** begin **
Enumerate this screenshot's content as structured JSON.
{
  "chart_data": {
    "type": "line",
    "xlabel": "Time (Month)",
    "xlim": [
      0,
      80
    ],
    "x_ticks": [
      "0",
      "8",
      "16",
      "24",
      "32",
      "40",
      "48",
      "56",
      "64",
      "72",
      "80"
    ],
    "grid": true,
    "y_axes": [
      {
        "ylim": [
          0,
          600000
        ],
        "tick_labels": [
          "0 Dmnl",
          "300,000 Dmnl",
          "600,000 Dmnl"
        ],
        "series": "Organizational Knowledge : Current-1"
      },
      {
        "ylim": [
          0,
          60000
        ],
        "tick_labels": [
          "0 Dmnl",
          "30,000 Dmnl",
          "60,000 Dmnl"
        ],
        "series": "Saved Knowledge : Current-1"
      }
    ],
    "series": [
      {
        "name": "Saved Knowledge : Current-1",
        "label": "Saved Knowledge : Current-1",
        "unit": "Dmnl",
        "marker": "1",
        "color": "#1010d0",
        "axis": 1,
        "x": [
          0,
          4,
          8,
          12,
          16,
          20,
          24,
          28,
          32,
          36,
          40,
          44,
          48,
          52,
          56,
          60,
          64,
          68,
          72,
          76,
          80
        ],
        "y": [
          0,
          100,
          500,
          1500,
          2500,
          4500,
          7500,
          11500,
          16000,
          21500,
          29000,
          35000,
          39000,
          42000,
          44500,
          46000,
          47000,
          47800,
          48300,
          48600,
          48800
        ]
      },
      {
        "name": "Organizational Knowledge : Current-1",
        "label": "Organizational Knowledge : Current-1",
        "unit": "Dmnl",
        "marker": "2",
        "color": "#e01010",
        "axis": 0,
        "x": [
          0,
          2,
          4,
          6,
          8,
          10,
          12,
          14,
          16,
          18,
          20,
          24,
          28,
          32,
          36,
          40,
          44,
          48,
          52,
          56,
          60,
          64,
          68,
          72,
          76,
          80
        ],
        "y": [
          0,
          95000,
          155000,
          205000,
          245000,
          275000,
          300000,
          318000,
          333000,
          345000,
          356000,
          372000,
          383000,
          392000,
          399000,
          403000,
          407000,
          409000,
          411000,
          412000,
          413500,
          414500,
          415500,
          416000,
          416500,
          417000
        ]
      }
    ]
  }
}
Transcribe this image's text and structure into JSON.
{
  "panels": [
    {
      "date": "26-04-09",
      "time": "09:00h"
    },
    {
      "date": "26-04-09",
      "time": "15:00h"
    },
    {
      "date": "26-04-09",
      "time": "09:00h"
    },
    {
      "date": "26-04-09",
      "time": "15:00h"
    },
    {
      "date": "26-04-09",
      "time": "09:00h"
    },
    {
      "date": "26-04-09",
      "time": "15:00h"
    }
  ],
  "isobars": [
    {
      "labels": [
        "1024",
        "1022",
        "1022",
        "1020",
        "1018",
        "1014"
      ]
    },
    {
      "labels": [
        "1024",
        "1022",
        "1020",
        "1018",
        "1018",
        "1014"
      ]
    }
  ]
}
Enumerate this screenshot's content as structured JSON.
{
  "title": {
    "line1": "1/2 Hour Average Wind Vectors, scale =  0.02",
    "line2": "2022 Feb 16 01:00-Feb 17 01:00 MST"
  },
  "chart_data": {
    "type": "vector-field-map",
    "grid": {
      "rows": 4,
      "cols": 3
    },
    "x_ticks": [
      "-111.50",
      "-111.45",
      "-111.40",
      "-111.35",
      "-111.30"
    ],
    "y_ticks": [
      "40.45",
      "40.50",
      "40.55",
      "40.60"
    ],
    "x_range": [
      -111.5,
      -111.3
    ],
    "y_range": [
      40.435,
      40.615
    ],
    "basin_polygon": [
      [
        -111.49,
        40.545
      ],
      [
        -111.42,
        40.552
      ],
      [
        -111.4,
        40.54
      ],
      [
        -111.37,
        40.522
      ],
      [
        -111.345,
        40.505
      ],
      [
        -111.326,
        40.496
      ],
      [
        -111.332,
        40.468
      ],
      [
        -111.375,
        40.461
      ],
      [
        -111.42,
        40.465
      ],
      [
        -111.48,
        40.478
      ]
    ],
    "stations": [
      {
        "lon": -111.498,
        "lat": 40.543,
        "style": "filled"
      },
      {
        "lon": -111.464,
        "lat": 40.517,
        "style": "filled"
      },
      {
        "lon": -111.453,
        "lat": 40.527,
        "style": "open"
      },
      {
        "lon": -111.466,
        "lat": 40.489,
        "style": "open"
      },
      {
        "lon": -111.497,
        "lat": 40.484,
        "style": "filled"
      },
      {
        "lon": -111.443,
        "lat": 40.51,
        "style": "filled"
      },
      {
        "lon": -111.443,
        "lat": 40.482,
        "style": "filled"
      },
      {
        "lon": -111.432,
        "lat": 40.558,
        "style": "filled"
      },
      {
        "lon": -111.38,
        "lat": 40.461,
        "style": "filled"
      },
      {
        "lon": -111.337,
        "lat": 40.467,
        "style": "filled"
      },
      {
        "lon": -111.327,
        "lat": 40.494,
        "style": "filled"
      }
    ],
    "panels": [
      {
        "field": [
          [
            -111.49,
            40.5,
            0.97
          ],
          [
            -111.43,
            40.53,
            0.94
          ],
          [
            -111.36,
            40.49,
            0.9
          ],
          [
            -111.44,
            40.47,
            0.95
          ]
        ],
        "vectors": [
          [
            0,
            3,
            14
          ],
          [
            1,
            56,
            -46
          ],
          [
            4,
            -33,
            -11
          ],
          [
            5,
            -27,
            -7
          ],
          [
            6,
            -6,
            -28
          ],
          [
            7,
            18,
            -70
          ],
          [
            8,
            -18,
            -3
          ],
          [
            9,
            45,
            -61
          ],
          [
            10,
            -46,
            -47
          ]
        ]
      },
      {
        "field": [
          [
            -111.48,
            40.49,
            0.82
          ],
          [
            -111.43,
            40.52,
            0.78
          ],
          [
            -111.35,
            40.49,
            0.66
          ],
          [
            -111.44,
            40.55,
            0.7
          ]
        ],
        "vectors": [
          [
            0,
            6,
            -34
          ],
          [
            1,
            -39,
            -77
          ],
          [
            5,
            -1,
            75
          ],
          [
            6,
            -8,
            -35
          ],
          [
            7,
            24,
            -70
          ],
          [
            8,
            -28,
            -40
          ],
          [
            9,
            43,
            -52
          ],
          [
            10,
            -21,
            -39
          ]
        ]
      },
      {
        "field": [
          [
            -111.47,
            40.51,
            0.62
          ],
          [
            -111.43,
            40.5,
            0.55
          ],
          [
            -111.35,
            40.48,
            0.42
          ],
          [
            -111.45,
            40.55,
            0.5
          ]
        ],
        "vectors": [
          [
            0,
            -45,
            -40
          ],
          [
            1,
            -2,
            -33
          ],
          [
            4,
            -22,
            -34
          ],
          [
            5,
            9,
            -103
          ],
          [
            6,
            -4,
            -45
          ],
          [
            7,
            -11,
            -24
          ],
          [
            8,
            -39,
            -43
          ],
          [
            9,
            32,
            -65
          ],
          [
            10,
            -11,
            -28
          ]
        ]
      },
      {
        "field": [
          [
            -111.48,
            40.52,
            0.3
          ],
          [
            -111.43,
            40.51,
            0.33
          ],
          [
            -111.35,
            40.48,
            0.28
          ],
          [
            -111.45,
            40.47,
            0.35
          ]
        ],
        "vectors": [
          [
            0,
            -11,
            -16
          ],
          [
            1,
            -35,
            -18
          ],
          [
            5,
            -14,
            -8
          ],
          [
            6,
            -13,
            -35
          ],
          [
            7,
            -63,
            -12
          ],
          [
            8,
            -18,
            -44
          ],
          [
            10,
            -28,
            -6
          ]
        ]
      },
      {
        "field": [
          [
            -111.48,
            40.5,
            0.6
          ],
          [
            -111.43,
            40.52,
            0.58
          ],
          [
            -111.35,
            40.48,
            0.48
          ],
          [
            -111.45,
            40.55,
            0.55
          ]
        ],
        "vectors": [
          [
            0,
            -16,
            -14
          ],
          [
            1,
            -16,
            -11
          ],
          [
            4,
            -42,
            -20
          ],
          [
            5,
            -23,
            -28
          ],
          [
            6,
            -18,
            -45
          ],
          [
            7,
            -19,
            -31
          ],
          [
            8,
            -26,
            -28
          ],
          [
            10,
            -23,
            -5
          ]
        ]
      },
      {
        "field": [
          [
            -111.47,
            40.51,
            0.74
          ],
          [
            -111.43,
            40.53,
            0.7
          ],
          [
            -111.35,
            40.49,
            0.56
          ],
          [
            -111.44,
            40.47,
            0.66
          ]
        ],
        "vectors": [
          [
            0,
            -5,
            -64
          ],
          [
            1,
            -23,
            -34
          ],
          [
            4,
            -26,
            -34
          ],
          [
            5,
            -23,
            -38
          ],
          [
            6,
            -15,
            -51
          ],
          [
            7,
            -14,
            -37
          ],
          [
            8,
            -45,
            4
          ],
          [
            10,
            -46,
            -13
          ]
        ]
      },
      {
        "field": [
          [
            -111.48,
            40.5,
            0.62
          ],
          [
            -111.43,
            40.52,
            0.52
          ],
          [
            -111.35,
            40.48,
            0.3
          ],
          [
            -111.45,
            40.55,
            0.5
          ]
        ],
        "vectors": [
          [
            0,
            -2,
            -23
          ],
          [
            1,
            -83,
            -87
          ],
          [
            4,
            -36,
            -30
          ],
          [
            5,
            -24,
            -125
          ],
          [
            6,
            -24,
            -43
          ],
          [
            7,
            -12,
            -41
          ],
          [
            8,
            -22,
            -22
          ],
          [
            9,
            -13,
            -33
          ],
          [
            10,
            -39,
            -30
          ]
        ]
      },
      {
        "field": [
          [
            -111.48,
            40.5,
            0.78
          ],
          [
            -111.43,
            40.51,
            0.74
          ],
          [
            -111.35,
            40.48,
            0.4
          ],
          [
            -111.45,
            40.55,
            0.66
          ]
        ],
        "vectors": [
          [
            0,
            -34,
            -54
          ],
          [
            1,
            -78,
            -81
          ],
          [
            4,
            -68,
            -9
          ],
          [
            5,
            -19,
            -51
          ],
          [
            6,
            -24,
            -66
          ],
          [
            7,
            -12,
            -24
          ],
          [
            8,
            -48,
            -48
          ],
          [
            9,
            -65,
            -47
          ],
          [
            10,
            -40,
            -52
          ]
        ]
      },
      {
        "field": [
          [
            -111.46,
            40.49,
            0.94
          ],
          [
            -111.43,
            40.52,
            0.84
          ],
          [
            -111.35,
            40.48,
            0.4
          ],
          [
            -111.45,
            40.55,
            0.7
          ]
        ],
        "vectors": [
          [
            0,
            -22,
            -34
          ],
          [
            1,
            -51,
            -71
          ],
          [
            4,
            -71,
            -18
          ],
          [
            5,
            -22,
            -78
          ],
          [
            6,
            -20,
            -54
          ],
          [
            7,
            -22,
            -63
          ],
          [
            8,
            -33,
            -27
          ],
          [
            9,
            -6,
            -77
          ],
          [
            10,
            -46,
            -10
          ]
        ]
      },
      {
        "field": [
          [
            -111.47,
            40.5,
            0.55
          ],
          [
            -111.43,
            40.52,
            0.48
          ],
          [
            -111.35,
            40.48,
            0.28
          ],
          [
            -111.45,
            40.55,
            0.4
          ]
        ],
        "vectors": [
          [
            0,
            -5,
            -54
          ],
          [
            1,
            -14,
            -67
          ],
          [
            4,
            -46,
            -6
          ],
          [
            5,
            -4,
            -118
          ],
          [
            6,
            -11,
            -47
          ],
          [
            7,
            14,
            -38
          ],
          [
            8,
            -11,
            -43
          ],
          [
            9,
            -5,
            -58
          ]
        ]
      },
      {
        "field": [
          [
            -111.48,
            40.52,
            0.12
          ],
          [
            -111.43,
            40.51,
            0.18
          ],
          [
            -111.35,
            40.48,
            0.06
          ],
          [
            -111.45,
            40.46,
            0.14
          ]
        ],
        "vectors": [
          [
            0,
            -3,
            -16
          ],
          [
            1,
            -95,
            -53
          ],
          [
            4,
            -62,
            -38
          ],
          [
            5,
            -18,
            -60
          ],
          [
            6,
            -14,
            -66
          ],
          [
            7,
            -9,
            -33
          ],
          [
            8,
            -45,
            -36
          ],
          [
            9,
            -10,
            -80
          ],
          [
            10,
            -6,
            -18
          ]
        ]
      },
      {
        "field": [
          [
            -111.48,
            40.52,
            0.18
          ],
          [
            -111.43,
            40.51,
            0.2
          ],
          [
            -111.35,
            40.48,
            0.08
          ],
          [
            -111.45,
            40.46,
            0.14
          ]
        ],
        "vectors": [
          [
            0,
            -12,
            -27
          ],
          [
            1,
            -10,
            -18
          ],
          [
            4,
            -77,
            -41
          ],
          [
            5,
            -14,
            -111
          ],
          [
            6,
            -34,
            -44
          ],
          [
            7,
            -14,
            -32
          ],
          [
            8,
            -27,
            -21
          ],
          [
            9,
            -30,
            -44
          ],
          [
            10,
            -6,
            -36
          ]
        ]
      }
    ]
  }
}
** end **
* [Problem to solve] Copy every line of the records above that contains "Knowledge".

* [Result]
        "series": "Organizational Knowledge : Current-1"
        "series": "Saved Knowledge : Current-1"
        "name": "Saved Knowledge : Current-1",
        "label": "Saved Knowledge : Current-1",
        "name": "Organizational Knowledge : Current-1",
        "label": "Organizational Knowledge : Current-1",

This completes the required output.